--- Stated goal ---
Collect every line below that contains the word "North".

--- Record list ---
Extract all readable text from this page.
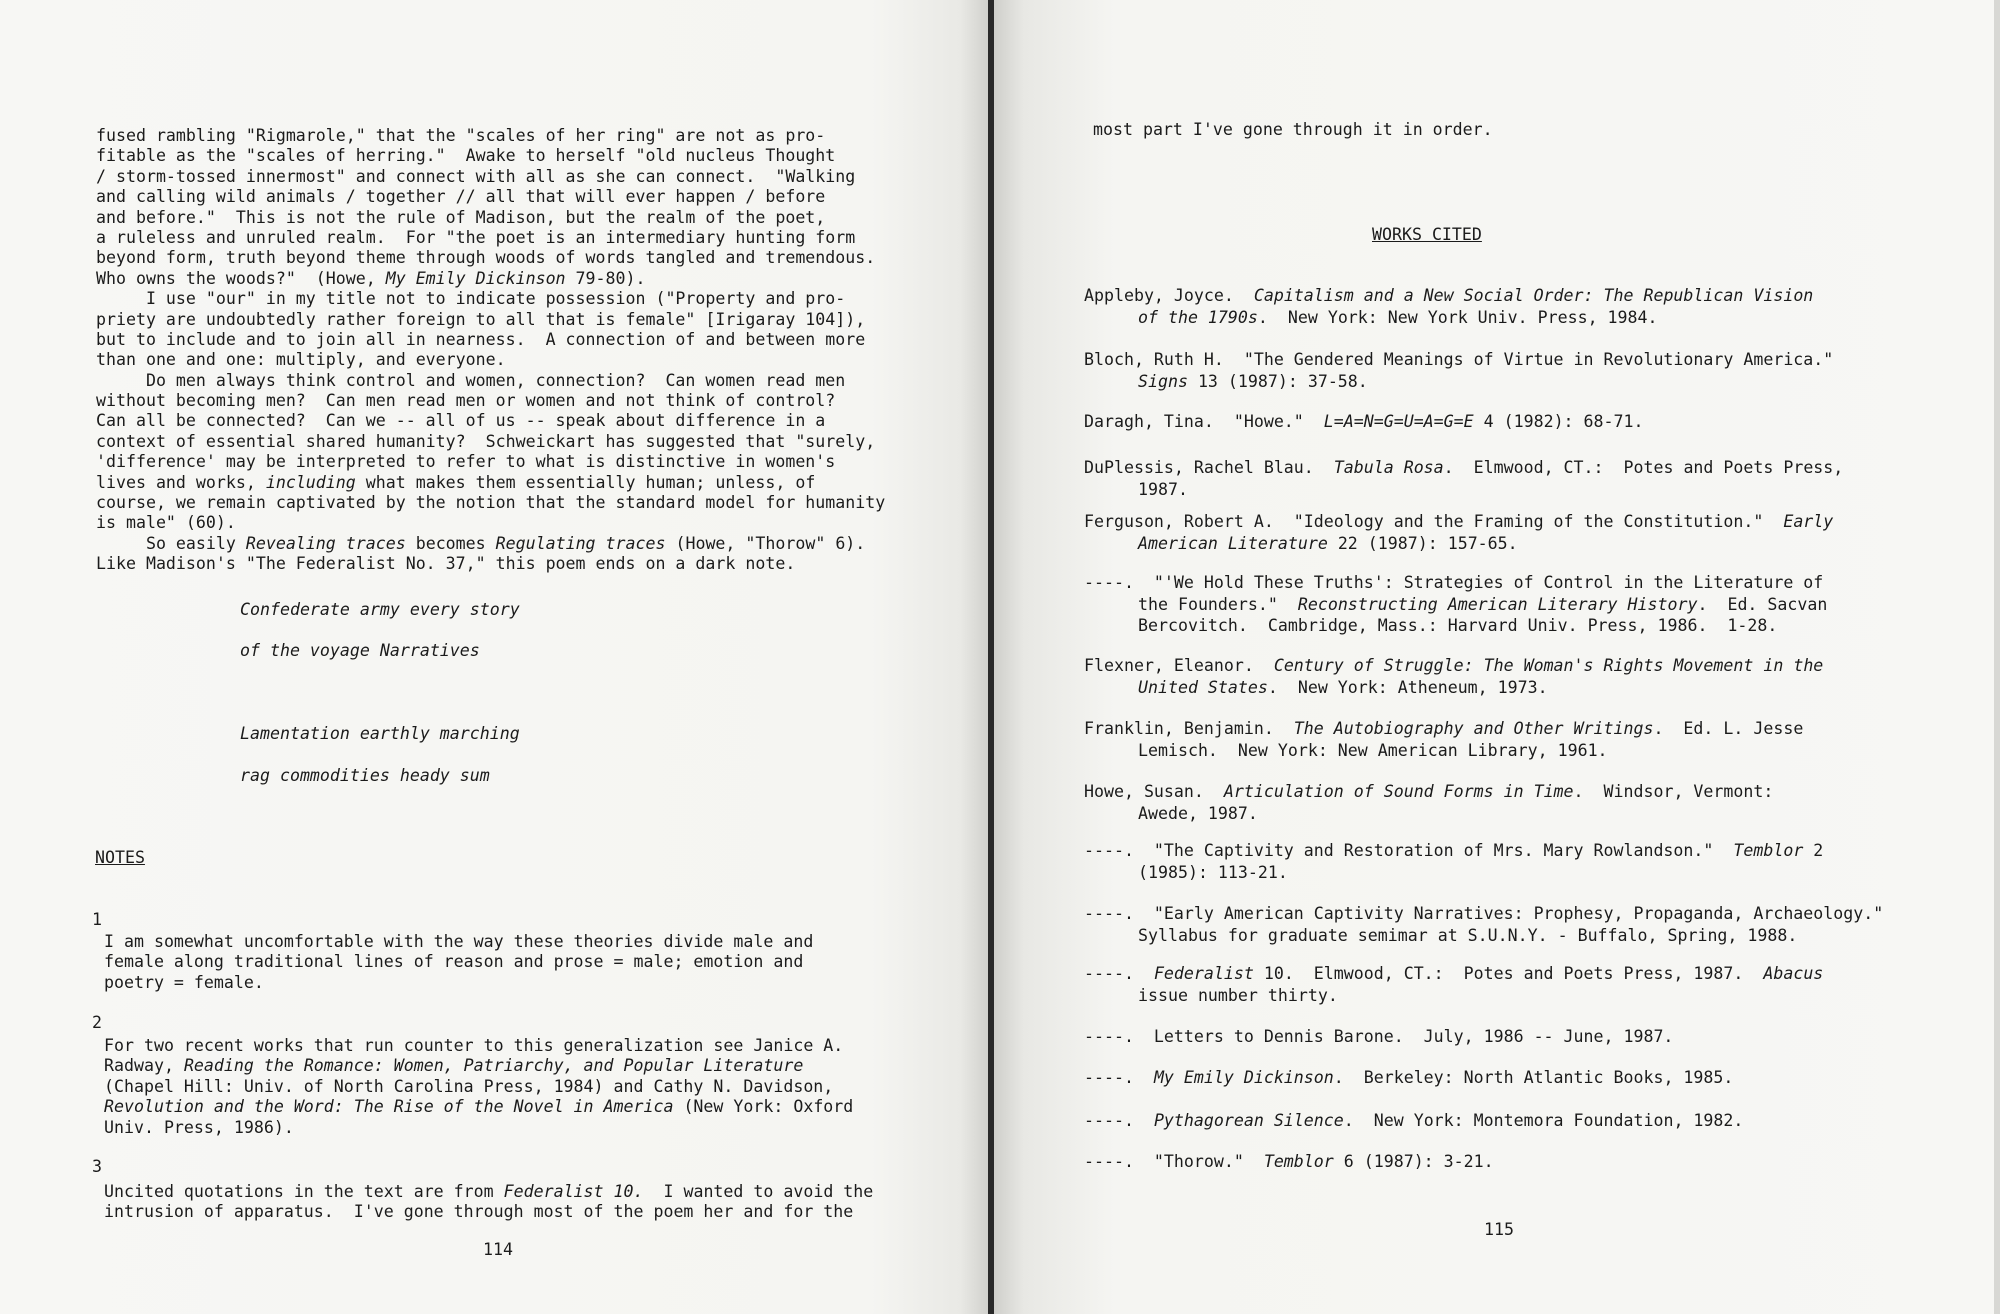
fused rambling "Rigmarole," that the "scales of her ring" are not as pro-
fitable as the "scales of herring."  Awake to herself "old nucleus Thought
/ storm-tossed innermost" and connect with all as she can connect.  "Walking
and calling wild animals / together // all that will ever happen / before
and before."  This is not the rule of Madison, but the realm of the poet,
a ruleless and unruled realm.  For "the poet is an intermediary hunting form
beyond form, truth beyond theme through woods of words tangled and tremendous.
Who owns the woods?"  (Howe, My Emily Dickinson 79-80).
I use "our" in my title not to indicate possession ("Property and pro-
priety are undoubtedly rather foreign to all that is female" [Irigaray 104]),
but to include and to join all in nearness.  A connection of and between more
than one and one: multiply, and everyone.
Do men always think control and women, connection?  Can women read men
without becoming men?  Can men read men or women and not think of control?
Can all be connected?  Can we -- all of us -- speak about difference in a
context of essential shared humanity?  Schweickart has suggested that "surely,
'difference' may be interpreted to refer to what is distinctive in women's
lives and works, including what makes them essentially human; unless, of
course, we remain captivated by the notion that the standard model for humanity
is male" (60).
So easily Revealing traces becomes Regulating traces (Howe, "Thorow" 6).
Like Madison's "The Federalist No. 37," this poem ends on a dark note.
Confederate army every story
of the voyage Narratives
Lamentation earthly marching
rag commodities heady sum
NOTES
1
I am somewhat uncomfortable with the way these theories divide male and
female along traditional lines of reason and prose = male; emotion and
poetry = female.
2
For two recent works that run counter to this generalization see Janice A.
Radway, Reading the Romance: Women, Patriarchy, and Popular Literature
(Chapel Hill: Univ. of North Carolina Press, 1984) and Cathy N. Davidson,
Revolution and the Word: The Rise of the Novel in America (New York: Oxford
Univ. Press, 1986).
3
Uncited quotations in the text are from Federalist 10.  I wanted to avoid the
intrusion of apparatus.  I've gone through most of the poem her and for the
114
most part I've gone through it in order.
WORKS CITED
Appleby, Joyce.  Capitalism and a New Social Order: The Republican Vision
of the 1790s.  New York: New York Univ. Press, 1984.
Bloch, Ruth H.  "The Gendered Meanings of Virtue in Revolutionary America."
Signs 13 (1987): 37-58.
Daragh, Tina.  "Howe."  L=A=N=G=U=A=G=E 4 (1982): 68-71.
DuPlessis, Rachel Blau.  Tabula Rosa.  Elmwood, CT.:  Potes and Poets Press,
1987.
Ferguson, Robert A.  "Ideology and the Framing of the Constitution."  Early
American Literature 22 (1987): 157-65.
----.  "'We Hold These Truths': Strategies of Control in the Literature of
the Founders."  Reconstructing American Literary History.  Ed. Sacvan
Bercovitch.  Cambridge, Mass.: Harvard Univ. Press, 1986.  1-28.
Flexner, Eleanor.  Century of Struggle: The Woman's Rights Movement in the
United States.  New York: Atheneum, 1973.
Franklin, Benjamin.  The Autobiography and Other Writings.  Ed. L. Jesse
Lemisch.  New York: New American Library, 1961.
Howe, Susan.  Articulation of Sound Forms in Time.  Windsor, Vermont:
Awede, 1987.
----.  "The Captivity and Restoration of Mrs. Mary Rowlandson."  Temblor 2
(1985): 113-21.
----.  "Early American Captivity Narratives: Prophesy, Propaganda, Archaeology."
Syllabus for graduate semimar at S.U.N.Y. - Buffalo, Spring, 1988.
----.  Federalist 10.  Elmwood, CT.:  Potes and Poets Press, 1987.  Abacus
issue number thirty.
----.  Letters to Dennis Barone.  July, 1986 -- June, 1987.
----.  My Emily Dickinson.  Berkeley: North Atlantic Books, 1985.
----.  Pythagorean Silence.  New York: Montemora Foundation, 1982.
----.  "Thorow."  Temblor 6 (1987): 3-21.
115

* * *

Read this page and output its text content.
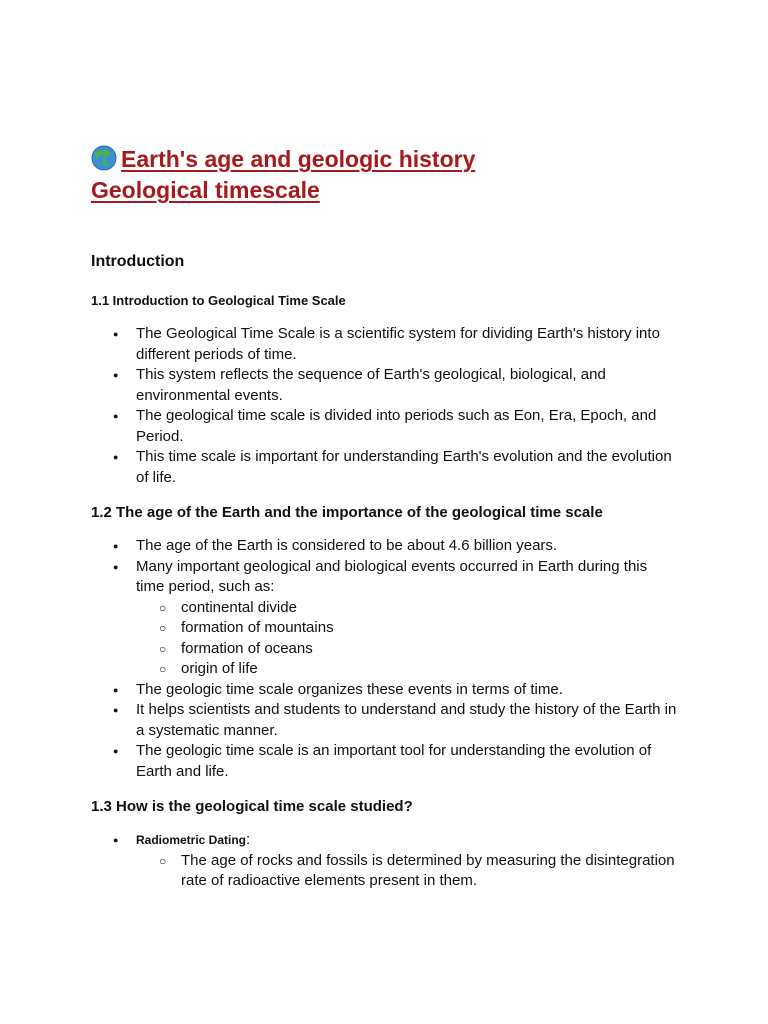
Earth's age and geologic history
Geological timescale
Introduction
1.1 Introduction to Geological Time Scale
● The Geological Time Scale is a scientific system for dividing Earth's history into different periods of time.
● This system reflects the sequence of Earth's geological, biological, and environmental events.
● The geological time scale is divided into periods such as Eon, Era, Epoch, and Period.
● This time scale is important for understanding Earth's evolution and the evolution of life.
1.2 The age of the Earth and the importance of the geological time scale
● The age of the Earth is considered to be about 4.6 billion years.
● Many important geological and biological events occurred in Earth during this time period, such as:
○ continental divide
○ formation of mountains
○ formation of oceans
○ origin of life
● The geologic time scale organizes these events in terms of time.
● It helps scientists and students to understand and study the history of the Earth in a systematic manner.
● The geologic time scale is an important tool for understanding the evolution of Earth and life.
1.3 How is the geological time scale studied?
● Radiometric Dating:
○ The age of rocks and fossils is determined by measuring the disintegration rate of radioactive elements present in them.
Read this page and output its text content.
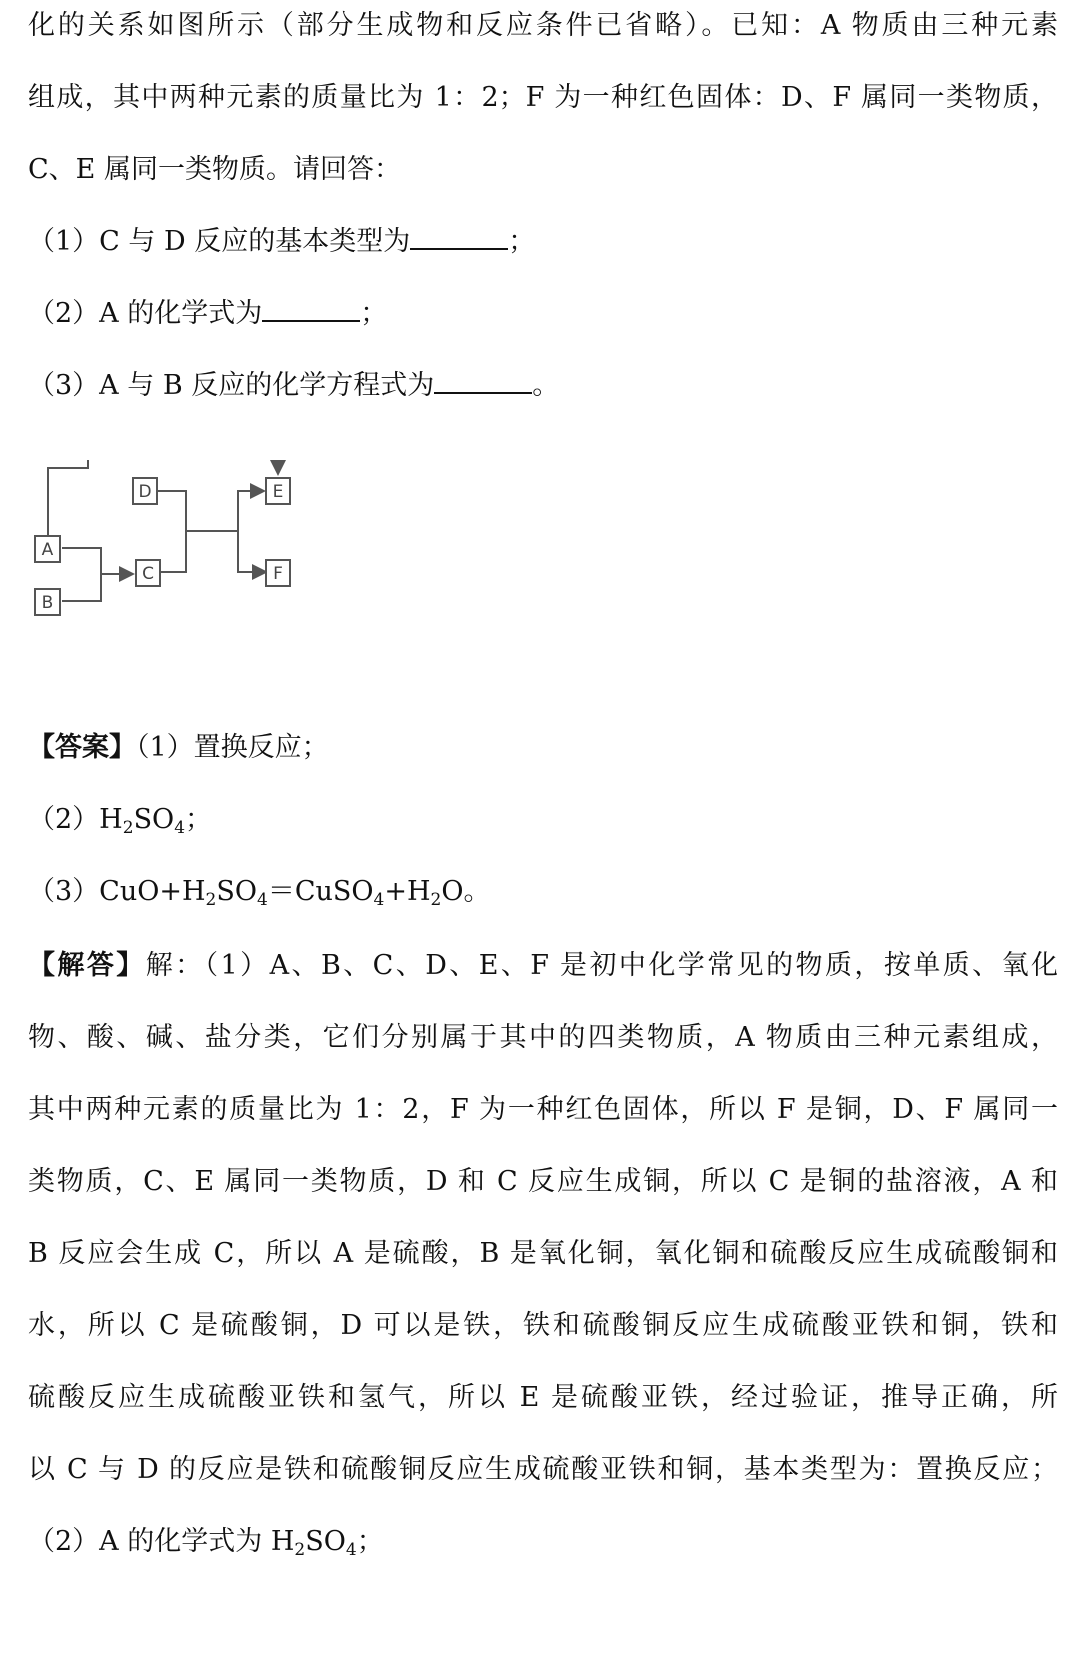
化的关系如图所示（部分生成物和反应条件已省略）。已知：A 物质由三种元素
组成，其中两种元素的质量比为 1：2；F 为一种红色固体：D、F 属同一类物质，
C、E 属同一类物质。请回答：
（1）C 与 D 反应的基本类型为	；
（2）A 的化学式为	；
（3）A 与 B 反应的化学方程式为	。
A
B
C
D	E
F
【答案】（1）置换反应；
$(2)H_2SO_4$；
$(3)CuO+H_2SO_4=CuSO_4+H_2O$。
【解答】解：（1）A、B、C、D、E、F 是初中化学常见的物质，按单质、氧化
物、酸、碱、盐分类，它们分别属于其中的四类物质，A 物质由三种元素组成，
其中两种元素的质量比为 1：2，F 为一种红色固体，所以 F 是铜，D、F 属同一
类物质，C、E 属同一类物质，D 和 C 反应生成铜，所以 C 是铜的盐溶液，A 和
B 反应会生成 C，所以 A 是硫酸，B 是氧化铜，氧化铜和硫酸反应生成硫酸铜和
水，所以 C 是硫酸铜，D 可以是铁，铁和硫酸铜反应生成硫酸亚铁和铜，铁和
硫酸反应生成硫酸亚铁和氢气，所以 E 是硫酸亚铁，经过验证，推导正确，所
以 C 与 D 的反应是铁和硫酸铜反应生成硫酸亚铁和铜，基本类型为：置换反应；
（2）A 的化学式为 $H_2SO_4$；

---

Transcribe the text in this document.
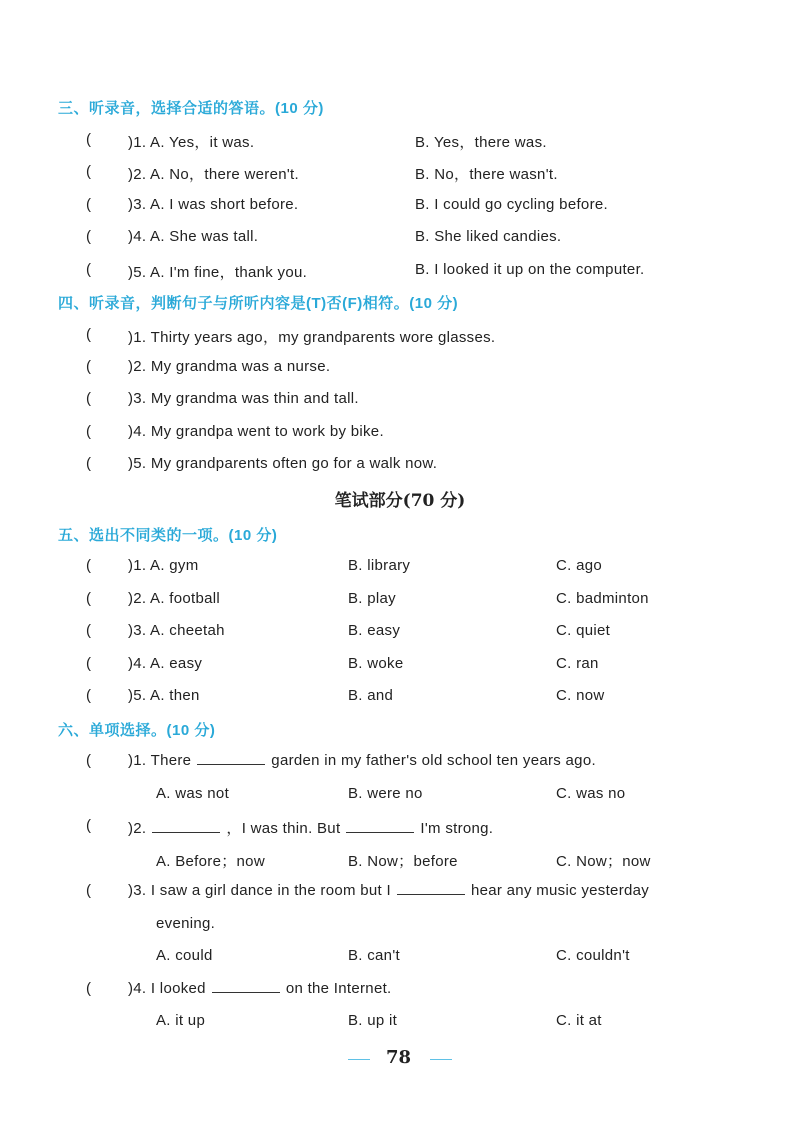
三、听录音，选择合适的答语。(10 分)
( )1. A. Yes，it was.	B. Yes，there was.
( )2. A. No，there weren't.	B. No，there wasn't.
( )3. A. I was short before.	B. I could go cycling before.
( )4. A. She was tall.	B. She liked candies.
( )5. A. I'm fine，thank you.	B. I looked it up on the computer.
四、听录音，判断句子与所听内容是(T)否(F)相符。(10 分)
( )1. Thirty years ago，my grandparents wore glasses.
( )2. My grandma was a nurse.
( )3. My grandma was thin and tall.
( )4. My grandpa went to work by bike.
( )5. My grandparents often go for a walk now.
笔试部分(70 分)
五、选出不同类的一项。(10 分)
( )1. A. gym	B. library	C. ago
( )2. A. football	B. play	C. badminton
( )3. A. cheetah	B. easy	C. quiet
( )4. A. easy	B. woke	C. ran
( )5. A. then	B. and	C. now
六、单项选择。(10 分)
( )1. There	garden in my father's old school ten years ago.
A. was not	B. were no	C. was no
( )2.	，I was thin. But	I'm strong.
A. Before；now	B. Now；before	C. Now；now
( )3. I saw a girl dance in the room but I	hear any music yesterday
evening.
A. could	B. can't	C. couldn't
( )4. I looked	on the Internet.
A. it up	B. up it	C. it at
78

--- Finished answer ---
(Chapel Hill: Univ. of North Carolina Press, 1984) and Cathy N. Davidson,
----.  My Emily Dickinson.  Berkeley: North Atlantic Books, 1985.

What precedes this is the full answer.